SET TASK → Provide only the number of lines in the data below that contain the string "horizontal".

******************************

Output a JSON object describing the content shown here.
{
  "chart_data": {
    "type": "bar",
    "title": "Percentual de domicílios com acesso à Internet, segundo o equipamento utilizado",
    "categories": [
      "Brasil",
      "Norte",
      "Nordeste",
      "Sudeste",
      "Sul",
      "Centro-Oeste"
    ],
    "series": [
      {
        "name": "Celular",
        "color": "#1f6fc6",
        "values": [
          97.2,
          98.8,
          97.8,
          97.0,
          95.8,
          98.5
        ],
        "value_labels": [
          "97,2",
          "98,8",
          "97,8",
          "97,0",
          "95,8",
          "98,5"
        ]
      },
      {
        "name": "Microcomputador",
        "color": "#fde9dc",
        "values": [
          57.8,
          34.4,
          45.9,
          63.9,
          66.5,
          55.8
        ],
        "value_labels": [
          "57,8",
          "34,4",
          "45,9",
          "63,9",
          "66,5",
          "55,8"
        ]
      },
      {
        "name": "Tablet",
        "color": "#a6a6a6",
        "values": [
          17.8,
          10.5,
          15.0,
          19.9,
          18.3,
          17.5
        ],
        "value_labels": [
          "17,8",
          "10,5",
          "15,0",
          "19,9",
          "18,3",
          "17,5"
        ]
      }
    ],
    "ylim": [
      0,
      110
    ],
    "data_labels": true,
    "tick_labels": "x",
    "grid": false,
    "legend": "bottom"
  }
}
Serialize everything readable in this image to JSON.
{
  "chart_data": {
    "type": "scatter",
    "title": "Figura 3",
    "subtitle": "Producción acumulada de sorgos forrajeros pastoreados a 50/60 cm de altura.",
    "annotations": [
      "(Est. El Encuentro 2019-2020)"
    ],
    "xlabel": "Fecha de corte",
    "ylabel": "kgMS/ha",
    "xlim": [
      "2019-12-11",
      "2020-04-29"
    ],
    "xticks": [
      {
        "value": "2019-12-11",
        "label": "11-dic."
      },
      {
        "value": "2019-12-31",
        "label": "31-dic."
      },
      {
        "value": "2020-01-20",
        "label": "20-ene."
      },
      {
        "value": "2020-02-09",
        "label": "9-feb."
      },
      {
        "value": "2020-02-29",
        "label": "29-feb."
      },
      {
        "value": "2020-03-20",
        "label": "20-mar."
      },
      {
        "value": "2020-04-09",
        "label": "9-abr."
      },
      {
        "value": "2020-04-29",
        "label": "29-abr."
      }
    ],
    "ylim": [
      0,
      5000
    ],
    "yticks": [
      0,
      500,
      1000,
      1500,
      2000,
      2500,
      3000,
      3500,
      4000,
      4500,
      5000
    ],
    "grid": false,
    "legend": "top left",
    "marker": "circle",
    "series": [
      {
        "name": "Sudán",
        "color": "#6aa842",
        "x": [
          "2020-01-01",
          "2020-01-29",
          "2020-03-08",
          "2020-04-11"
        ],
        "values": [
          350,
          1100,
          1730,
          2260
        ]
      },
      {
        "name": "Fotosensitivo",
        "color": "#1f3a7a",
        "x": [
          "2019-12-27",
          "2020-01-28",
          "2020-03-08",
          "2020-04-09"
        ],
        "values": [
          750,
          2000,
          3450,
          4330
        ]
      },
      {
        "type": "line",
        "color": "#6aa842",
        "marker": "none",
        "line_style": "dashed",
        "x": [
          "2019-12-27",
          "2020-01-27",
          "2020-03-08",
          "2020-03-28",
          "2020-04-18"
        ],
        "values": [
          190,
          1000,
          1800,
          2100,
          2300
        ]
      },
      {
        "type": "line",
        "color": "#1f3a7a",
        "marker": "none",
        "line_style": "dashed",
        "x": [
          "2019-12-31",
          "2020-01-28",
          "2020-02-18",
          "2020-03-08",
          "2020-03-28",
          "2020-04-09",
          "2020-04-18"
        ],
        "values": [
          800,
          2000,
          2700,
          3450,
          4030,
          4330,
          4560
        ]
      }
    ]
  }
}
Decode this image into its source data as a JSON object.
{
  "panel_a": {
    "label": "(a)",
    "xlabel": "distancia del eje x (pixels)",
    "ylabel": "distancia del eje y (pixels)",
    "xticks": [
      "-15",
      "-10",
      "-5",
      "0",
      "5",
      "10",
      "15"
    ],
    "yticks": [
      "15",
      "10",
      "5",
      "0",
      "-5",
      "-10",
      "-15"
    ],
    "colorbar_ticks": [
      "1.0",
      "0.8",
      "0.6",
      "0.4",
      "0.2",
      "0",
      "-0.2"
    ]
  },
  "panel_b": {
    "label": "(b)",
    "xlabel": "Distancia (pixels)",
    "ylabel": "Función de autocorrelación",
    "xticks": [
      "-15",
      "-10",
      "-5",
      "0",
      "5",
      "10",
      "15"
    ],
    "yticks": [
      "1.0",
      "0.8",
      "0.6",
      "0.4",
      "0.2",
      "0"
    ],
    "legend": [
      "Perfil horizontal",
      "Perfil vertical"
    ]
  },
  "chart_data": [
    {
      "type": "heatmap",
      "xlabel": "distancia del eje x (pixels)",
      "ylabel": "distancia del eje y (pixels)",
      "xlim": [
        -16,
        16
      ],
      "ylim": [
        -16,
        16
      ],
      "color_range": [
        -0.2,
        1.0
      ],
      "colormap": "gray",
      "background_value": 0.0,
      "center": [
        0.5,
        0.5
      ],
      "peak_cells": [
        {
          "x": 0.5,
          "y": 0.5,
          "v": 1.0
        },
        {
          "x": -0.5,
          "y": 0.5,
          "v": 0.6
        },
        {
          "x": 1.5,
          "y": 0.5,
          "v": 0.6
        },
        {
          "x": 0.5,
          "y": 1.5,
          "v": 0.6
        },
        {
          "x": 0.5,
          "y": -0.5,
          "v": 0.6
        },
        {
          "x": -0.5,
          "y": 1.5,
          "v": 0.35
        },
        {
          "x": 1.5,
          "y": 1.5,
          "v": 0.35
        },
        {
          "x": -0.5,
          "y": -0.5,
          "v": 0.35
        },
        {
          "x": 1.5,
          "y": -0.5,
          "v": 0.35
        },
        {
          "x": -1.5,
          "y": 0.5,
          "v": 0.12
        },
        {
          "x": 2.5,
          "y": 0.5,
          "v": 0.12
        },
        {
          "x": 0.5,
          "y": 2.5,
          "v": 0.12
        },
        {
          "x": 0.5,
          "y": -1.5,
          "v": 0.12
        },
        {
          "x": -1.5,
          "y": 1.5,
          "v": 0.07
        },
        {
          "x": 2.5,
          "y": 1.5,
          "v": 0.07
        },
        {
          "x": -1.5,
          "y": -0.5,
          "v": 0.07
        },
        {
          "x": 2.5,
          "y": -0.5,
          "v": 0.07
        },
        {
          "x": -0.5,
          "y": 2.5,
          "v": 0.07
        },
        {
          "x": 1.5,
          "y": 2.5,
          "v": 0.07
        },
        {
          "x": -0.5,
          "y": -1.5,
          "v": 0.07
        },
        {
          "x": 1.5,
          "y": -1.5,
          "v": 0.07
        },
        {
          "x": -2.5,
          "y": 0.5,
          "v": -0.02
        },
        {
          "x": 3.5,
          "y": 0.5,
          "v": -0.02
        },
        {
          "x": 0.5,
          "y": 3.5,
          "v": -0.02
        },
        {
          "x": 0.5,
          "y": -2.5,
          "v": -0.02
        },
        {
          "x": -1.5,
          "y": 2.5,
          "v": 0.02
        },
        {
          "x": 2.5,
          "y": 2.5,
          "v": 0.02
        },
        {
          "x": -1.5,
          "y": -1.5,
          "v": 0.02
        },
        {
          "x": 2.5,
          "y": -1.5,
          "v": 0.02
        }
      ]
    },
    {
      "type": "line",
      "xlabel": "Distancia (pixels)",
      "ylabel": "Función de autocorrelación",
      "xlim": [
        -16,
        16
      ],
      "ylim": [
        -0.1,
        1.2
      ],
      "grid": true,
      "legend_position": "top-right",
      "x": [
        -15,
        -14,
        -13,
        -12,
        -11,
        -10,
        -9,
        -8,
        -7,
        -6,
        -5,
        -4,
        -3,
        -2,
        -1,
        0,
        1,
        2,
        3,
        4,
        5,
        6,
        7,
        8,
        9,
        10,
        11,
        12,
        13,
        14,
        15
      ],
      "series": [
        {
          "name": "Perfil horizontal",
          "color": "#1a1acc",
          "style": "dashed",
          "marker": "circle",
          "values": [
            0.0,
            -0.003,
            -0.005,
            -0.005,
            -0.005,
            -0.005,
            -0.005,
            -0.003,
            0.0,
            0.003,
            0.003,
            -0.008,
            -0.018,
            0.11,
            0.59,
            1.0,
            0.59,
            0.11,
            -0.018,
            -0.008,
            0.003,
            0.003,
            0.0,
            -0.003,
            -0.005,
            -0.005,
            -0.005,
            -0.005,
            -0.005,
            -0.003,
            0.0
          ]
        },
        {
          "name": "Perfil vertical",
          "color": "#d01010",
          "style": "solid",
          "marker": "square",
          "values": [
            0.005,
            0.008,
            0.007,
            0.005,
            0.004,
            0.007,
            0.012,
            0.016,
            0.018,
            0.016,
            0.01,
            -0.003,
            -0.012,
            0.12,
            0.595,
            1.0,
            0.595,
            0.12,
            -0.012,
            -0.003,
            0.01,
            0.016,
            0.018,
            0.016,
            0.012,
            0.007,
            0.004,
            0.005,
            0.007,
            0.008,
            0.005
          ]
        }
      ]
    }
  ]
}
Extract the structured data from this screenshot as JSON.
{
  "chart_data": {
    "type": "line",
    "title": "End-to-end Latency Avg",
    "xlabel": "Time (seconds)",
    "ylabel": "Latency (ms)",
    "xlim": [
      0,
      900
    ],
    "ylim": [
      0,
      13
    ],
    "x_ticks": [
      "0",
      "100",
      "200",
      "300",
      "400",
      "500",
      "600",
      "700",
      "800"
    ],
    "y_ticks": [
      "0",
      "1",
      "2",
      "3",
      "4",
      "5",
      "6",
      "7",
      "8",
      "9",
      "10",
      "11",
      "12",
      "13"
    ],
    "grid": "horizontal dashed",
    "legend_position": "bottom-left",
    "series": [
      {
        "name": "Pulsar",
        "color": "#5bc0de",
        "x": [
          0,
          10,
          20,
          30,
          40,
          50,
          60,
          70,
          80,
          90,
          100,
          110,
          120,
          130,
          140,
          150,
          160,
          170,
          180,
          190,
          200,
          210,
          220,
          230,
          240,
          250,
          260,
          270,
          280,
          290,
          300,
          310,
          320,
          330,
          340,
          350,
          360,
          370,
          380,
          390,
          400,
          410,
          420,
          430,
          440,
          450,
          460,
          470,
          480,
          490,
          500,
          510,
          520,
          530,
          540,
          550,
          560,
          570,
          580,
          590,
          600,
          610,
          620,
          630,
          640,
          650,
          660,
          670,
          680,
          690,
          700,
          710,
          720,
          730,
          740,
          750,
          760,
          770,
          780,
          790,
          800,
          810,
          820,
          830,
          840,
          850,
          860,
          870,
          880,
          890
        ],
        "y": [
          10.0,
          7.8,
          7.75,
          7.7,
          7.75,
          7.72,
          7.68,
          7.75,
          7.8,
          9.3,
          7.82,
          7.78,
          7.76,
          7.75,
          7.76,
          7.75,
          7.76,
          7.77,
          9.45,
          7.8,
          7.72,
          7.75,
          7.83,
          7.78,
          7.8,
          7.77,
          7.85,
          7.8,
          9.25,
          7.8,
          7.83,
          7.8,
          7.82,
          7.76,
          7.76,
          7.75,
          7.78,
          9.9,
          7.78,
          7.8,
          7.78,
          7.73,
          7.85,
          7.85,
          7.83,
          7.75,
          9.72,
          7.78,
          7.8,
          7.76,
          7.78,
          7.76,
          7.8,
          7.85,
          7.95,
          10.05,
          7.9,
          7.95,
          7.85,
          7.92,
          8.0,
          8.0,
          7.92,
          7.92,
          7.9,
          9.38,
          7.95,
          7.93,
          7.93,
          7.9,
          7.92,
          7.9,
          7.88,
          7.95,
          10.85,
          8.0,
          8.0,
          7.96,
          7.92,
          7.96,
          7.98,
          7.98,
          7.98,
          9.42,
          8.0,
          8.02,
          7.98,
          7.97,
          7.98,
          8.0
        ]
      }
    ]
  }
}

******************************

WORKED SOLUTION → 3